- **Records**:
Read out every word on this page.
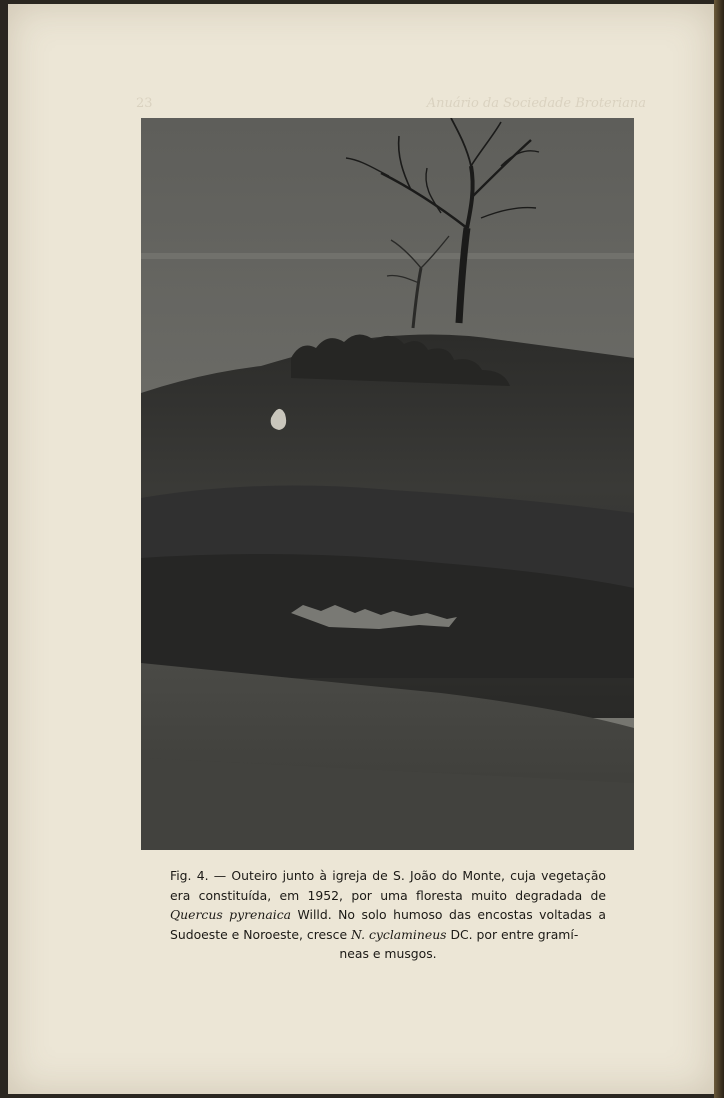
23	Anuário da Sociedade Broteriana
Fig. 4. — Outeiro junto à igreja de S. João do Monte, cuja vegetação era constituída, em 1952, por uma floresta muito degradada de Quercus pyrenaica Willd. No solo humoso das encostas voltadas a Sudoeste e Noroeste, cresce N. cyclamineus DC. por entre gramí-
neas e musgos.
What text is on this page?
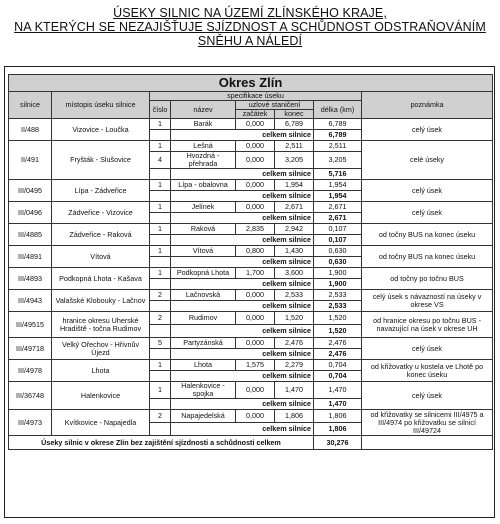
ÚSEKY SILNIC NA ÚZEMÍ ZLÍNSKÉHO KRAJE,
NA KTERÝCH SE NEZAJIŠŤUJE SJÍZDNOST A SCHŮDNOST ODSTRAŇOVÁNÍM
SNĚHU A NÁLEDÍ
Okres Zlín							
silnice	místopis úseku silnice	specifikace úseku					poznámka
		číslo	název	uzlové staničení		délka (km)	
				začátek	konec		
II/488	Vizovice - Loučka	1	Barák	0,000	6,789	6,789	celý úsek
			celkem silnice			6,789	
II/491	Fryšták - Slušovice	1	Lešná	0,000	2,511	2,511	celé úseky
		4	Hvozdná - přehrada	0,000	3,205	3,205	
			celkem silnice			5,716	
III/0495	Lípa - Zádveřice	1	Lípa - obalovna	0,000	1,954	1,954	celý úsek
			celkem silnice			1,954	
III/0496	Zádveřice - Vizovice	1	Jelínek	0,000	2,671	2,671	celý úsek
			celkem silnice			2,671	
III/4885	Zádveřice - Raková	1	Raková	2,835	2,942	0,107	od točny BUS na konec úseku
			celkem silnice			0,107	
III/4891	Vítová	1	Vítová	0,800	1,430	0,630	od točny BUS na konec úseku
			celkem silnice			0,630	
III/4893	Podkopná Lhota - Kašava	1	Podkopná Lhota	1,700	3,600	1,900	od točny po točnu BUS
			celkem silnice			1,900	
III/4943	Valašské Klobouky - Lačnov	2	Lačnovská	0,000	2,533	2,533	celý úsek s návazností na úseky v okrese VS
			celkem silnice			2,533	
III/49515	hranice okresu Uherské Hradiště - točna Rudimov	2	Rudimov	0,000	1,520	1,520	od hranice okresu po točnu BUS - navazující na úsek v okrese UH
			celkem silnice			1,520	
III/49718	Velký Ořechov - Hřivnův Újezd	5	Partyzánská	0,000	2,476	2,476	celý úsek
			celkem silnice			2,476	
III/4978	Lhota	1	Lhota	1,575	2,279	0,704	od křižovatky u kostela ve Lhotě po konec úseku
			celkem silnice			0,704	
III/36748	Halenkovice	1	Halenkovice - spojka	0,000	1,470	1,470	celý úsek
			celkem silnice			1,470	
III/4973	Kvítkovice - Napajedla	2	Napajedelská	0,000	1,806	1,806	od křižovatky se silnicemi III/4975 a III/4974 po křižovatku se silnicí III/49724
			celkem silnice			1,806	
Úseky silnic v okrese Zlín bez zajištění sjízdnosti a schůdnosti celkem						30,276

- **YOUR OBJECTIVE**: Look above for the line containing "What text is on this page?"; output that line and all lines after it through the last one exactly, without the pictures.

- **RESPONSE BELOW**:
What text is on this page?
ÚSEKY SILNIC NA ÚZEMÍ ZLÍNSKÉHO KRAJE,
NA KTERÝCH SE NEZAJIŠŤUJE SJÍZDNOST A SCHŮDNOST ODSTRAŇOVÁNÍM
SNĚHU A NÁLEDÍ
Okres Zlín							
silnice	místopis úseku silnice	specifikace úseku					poznámka
		číslo	název	uzlové staničení		délka (km)	
				začátek	konec		
II/488	Vizovice - Loučka	1	Barák	0,000	6,789	6,789	celý úsek
			celkem silnice			6,789	
II/491	Fryšták - Slušovice	1	Lešná	0,000	2,511	2,511	celé úseky
		4	Hvozdná - přehrada	0,000	3,205	3,205	
			celkem silnice			5,716	
III/0495	Lípa - Zádveřice	1	Lípa - obalovna	0,000	1,954	1,954	celý úsek
			celkem silnice			1,954	
III/0496	Zádveřice - Vizovice	1	Jelínek	0,000	2,671	2,671	celý úsek
			celkem silnice			2,671	
III/4885	Zádveřice - Raková	1	Raková	2,835	2,942	0,107	od točny BUS na konec úseku
			celkem silnice			0,107	
III/4891	Vítová	1	Vítová	0,800	1,430	0,630	od točny BUS na konec úseku
			celkem silnice			0,630	
III/4893	Podkopná Lhota - Kašava	1	Podkopná Lhota	1,700	3,600	1,900	od točny po točnu BUS
			celkem silnice			1,900	
III/4943	Valašské Klobouky - Lačnov	2	Lačnovská	0,000	2,533	2,533	celý úsek s návazností na úseky v okrese VS
			celkem silnice			2,533	
III/49515	hranice okresu Uherské Hradiště - točna Rudimov	2	Rudimov	0,000	1,520	1,520	od hranice okresu po točnu BUS - navazující na úsek v okrese UH
			celkem silnice			1,520	
III/49718	Velký Ořechov - Hřivnův Újezd	5	Partyzánská	0,000	2,476	2,476	celý úsek
			celkem silnice			2,476	
III/4978	Lhota	1	Lhota	1,575	2,279	0,704	od křižovatky u kostela ve Lhotě po konec úseku
			celkem silnice			0,704	
III/36748	Halenkovice	1	Halenkovice - spojka	0,000	1,470	1,470	celý úsek
			celkem silnice			1,470	
III/4973	Kvítkovice - Napajedla	2	Napajedelská	0,000	1,806	1,806	od křižovatky se silnicemi III/4975 a III/4974 po křižovatku se silnicí III/49724
			celkem silnice			1,806	
Úseky silnic v okrese Zlín bez zajištění sjízdnosti a schůdnosti celkem						30,276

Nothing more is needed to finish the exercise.